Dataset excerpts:
⟨

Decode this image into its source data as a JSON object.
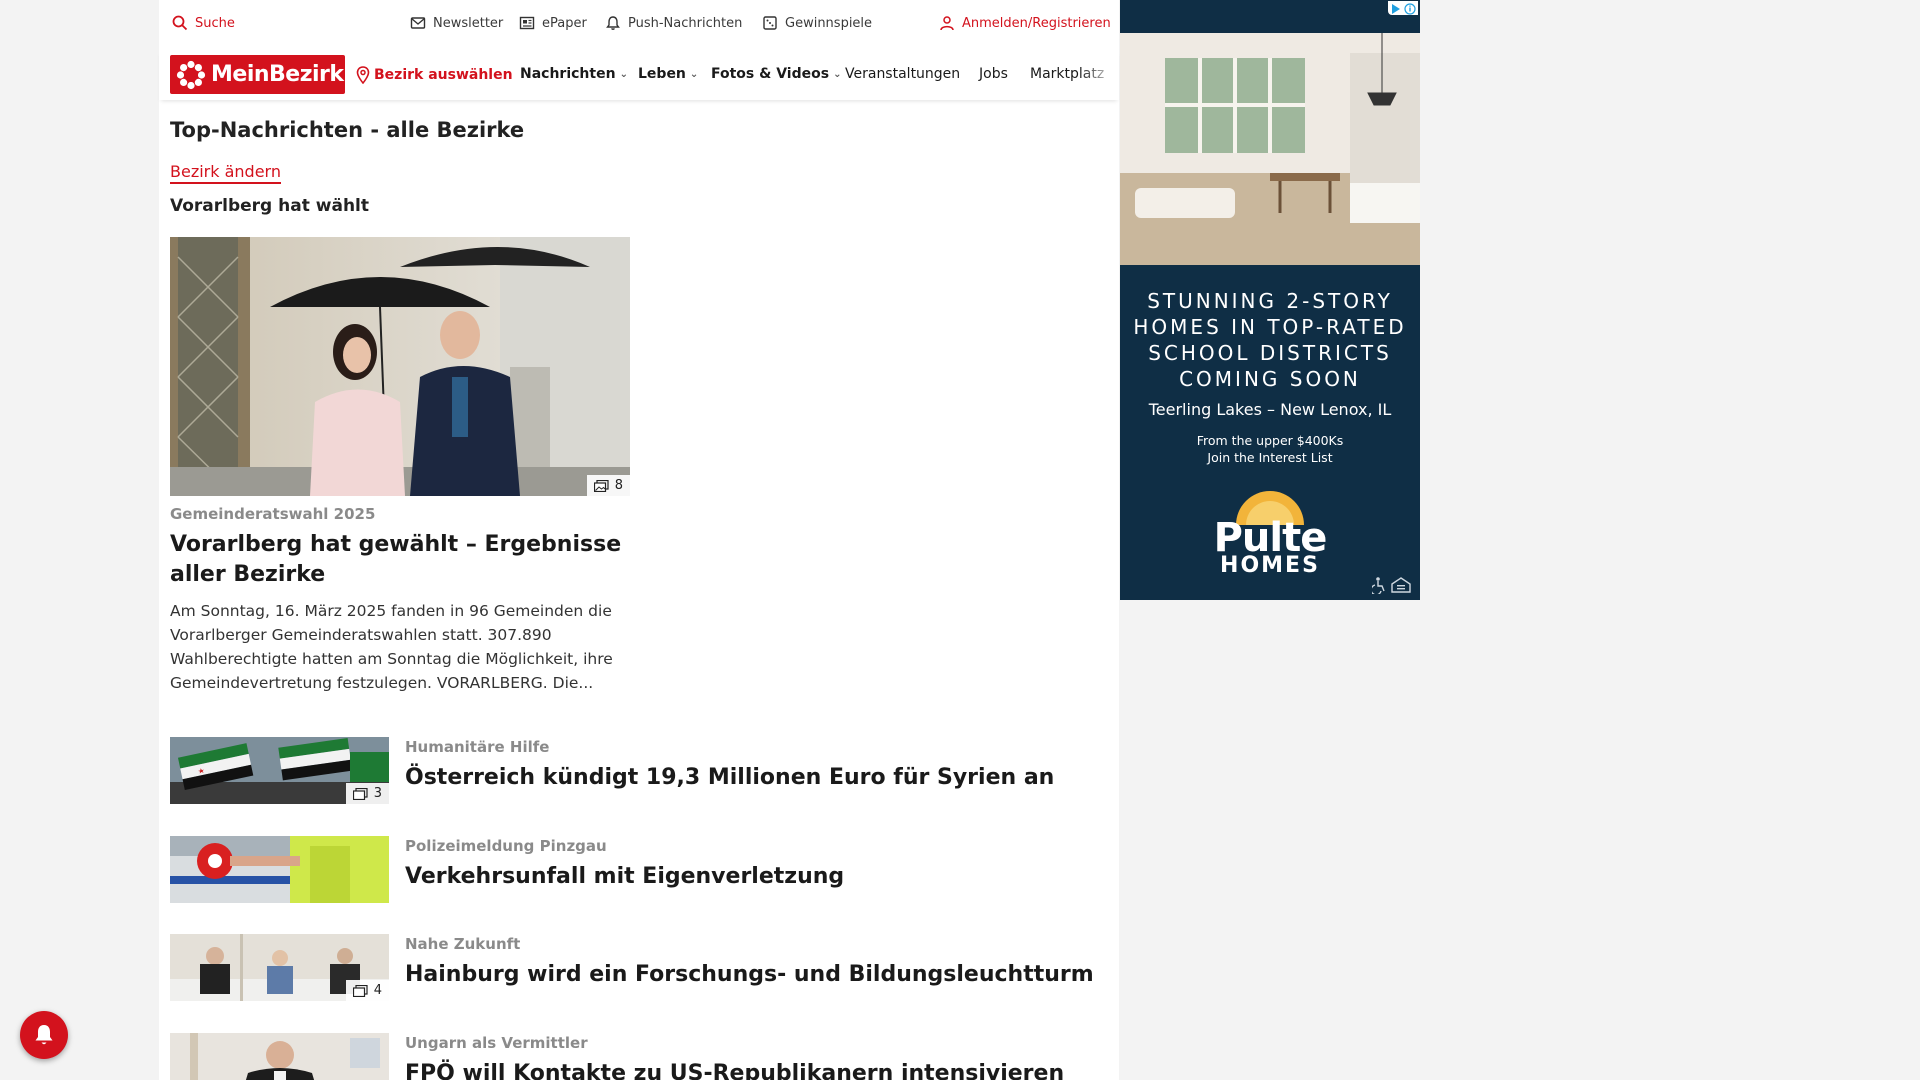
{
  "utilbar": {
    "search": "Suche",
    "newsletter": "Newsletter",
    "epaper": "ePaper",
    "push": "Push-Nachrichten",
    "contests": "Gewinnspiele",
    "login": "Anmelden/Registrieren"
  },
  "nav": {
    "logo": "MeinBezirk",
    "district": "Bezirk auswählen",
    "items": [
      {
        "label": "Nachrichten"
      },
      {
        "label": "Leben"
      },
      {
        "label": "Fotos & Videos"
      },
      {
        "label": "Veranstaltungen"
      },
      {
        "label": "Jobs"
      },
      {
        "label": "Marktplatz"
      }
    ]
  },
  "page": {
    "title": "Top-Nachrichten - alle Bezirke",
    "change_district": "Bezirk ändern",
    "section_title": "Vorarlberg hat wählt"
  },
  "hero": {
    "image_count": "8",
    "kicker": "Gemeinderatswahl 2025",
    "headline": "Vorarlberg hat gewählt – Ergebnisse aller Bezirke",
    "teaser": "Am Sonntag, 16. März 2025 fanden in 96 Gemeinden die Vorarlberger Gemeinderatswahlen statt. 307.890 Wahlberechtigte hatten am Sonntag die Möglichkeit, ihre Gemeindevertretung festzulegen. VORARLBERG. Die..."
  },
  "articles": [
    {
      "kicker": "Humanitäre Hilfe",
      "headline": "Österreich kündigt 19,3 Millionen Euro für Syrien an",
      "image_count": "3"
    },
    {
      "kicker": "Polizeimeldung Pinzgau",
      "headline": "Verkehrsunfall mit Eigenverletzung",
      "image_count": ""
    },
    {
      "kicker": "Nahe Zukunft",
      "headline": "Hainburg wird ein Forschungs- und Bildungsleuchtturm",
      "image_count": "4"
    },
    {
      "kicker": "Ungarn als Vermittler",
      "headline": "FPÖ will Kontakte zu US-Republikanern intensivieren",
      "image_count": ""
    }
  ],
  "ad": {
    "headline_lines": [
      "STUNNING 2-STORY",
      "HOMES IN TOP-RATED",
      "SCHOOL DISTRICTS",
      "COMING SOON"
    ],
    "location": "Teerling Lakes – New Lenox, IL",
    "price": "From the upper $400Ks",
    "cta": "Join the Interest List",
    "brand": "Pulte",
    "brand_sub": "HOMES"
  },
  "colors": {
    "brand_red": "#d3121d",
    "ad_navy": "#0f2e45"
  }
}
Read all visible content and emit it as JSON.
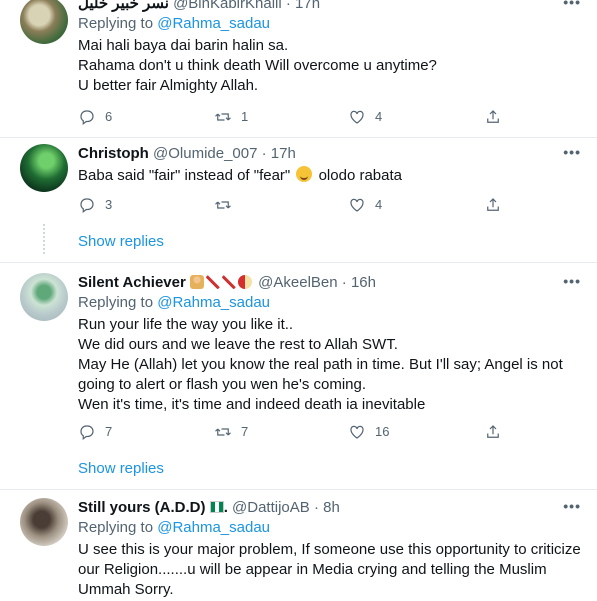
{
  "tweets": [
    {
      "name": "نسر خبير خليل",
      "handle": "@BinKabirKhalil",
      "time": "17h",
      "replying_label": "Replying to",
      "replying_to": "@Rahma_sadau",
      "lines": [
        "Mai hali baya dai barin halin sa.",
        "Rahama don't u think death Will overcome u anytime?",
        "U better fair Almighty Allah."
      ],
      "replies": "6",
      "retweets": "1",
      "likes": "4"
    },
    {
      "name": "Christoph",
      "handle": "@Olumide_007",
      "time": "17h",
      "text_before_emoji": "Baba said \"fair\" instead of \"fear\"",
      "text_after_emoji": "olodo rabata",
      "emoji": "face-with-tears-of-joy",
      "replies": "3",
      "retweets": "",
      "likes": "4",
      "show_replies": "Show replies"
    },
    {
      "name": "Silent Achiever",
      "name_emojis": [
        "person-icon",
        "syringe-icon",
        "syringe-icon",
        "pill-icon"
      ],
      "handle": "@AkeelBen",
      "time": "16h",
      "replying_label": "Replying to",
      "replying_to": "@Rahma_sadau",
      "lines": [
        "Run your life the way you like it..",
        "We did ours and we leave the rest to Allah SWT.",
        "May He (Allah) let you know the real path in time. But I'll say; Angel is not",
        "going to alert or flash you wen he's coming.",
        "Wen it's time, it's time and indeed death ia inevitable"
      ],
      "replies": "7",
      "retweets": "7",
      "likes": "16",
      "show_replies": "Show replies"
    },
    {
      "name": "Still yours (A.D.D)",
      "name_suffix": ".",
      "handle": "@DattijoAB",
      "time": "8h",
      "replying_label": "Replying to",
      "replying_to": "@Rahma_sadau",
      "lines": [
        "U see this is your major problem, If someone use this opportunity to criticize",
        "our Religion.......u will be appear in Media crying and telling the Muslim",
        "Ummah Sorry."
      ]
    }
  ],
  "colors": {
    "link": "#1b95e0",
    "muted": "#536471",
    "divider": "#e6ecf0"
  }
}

⟩

> **Goal**
From the listing above, pick out each line where the word "death" appears.

> **Exercise output**
        "Rahama don't u think death Will overcome u anytime?",
        "Wen it's time, it's time and indeed death ia inevitable"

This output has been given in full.